#### ZUR AUFGABE
Schreib alle folgenden Einträge Zeile für Zeile wortgetreu heraus, ohne etwas daran zu ändern.

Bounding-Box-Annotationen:
···
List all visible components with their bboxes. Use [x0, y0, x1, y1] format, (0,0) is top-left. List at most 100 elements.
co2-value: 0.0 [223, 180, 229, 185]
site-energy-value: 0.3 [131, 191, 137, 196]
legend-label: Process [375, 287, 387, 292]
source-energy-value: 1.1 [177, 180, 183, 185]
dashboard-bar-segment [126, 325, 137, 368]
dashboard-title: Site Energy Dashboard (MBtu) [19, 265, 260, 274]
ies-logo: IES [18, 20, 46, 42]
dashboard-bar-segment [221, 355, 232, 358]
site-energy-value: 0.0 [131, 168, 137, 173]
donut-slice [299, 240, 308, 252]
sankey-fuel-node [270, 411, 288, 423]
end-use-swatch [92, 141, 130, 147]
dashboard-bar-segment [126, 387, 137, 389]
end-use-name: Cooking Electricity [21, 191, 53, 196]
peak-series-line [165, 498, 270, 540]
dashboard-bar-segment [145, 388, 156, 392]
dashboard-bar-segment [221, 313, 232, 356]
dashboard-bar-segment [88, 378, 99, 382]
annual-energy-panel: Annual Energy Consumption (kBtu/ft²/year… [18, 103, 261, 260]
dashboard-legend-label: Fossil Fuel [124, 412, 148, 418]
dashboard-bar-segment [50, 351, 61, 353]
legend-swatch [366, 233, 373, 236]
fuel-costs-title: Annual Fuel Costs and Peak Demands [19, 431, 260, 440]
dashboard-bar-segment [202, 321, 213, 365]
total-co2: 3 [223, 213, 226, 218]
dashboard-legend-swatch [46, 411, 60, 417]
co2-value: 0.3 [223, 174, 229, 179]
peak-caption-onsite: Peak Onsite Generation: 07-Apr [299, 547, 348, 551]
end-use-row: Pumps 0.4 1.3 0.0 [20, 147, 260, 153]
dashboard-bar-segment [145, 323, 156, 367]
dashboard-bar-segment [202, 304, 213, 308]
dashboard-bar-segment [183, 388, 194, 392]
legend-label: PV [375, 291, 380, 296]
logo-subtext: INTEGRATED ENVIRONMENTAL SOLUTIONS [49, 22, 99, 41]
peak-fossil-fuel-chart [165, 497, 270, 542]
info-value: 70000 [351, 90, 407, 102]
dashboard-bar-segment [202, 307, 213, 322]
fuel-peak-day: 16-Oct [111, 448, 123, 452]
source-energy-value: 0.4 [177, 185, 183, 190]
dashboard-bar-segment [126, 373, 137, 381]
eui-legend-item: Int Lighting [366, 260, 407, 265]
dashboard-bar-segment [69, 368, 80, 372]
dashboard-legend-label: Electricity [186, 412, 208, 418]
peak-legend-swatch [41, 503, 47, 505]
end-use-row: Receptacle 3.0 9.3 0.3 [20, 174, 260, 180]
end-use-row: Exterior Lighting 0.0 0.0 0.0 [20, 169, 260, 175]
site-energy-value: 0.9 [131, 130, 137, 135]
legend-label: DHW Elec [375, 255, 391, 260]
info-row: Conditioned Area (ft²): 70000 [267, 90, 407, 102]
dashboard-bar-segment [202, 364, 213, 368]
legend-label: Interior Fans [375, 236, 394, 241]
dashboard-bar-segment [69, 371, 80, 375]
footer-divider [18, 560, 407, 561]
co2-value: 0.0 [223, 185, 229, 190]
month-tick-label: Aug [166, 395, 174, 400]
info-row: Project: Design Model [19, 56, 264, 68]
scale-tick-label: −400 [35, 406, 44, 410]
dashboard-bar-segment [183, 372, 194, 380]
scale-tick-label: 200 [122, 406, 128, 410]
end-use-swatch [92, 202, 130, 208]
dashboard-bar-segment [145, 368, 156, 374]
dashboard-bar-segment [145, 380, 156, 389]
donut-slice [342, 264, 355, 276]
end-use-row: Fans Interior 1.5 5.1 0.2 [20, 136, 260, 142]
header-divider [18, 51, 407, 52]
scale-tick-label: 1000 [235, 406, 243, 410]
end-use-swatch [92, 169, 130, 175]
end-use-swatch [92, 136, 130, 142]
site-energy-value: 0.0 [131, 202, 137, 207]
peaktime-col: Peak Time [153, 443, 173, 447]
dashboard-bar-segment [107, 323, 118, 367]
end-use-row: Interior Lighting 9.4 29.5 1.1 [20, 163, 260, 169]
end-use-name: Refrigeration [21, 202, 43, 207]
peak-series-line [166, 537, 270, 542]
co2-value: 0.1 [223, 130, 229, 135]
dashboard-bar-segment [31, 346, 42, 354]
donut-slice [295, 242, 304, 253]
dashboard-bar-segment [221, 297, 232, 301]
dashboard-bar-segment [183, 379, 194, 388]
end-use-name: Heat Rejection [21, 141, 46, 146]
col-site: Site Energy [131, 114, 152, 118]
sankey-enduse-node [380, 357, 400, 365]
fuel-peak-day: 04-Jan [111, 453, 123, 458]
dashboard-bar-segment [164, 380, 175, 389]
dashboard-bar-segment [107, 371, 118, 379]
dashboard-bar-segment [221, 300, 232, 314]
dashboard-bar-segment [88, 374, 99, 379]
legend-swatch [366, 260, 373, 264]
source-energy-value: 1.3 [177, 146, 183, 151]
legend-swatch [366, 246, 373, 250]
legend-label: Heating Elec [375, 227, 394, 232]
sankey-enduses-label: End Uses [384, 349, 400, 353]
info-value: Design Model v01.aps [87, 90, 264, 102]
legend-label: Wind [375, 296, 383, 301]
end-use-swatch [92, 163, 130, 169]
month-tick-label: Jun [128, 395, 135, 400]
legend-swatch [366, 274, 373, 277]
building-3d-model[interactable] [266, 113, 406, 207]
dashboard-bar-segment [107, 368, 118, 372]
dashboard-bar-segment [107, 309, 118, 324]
···
#### ALS ANTWORT
List all visible components with their bboxes. Use [x0, y0, x1, y1] format, (0,0) is top-left. List at most 100 elements.
co2-value: 0.0 [223, 180, 229, 185]
site-energy-value: 0.3 [131, 191, 137, 196]
legend-label: Process [375, 287, 387, 292]
source-energy-value: 1.1 [177, 180, 183, 185]
dashboard-bar-segment [126, 325, 137, 368]
dashboard-title: Site Energy Dashboard (MBtu) [19, 265, 260, 274]
ies-logo: IES [18, 20, 46, 42]
dashboard-bar-segment [221, 355, 232, 358]
site-energy-value: 0.0 [131, 168, 137, 173]
donut-slice [299, 240, 308, 252]
sankey-fuel-node [270, 411, 288, 423]
end-use-swatch [92, 141, 130, 147]
dashboard-bar-segment [126, 387, 137, 389]
end-use-name: Cooking Electricity [21, 191, 53, 196]
peak-series-line [165, 498, 270, 540]
dashboard-bar-segment [145, 388, 156, 392]
dashboard-bar-segment [221, 313, 232, 356]
dashboard-bar-segment [88, 378, 99, 382]
annual-energy-panel: Annual Energy Consumption (kBtu/ft²/year… [18, 103, 261, 260]
dashboard-legend-label: Fossil Fuel [124, 412, 148, 418]
dashboard-bar-segment [50, 351, 61, 353]
legend-swatch [366, 233, 373, 236]
fuel-costs-title: Annual Fuel Costs and Peak Demands [19, 431, 260, 440]
dashboard-bar-segment [202, 321, 213, 365]
total-co2: 3 [223, 213, 226, 218]
dashboard-legend-swatch [46, 411, 60, 417]
co2-value: 0.3 [223, 174, 229, 179]
peak-caption-onsite: Peak Onsite Generation: 07-Apr [299, 547, 348, 551]
end-use-row: Pumps 0.4 1.3 0.0 [20, 147, 260, 153]
dashboard-bar-segment [145, 323, 156, 367]
dashboard-bar-segment [202, 304, 213, 308]
dashboard-bar-segment [183, 388, 194, 392]
legend-label: PV [375, 291, 380, 296]
logo-subtext: INTEGRATED ENVIRONMENTAL SOLUTIONS [49, 22, 99, 41]
peak-fossil-fuel-chart [165, 497, 270, 542]
info-value: 70000 [351, 90, 407, 102]
dashboard-bar-segment [202, 307, 213, 322]
fuel-peak-day: 16-Oct [111, 448, 123, 452]
source-energy-value: 0.4 [177, 185, 183, 190]
dashboard-bar-segment [126, 373, 137, 381]
eui-legend-item: Int Lighting [366, 260, 407, 265]
dashboard-bar-segment [69, 368, 80, 372]
dashboard-legend-label: Electricity [186, 412, 208, 418]
peak-legend-swatch [41, 503, 47, 505]
end-use-row: Receptacle 3.0 9.3 0.3 [20, 174, 260, 180]
end-use-row: Exterior Lighting 0.0 0.0 0.0 [20, 169, 260, 175]
site-energy-value: 0.9 [131, 130, 137, 135]
legend-label: DHW Elec [375, 255, 391, 260]
info-row: Conditioned Area (ft²): 70000 [267, 90, 407, 102]
dashboard-bar-segment [202, 364, 213, 368]
legend-label: Interior Fans [375, 236, 394, 241]
dashboard-bar-segment [69, 371, 80, 375]
footer-divider [18, 560, 407, 561]
co2-value: 0.0 [223, 185, 229, 190]
month-tick-label: Aug [166, 395, 174, 400]
info-row: Project: Design Model [19, 56, 264, 68]
scale-tick-label: −400 [35, 406, 44, 410]
dashboard-bar-segment [183, 372, 194, 380]
scale-tick-label: 200 [122, 406, 128, 410]
end-use-swatch [92, 202, 130, 208]
dashboard-bar-segment [145, 368, 156, 374]
dashboard-bar-segment [145, 380, 156, 389]
donut-slice [342, 264, 355, 276]
end-use-row: Fans Interior 1.5 5.1 0.2 [20, 136, 260, 142]
header-divider [18, 51, 407, 52]
scale-tick-label: 1000 [235, 406, 243, 410]
end-use-swatch [92, 169, 130, 175]
end-use-swatch [92, 136, 130, 142]
site-energy-value: 0.0 [131, 202, 137, 207]
peaktime-col: Peak Time [153, 443, 173, 447]
dashboard-bar-segment [107, 323, 118, 367]
end-use-row: Interior Lighting 9.4 29.5 1.1 [20, 163, 260, 169]
end-use-name: Refrigeration [21, 202, 43, 207]
peak-series-line [166, 537, 270, 542]
co2-value: 0.1 [223, 130, 229, 135]
dashboard-bar-segment [31, 346, 42, 354]
donut-slice [295, 242, 304, 253]
dashboard-bar-segment [221, 297, 232, 301]
dashboard-bar-segment [183, 379, 194, 388]
end-use-name: Heat Rejection [21, 141, 46, 146]
col-site: Site Energy [131, 114, 152, 118]
sankey-enduse-node [380, 357, 400, 365]
fuel-peak-day: 04-Jan [111, 453, 123, 458]
dashboard-bar-segment [164, 380, 175, 389]
dashboard-bar-segment [107, 371, 118, 379]
dashboard-bar-segment [221, 300, 232, 314]
dashboard-bar-segment [88, 374, 99, 379]
legend-swatch [366, 260, 373, 264]
source-energy-value: 1.3 [177, 146, 183, 151]
legend-swatch [366, 246, 373, 250]
legend-label: Heating Elec [375, 227, 394, 232]
sankey-enduses-label: End Uses [384, 349, 400, 353]
info-value: Design Model v01.aps [87, 90, 264, 102]
legend-label: Wind [375, 296, 383, 301]
end-use-swatch [92, 163, 130, 169]
month-tick-label: Jun [128, 395, 135, 400]
legend-swatch [366, 274, 373, 277]
building-3d-model[interactable] [266, 113, 406, 207]
dashboard-bar-segment [107, 368, 118, 372]
dashboard-bar-segment [107, 309, 118, 324]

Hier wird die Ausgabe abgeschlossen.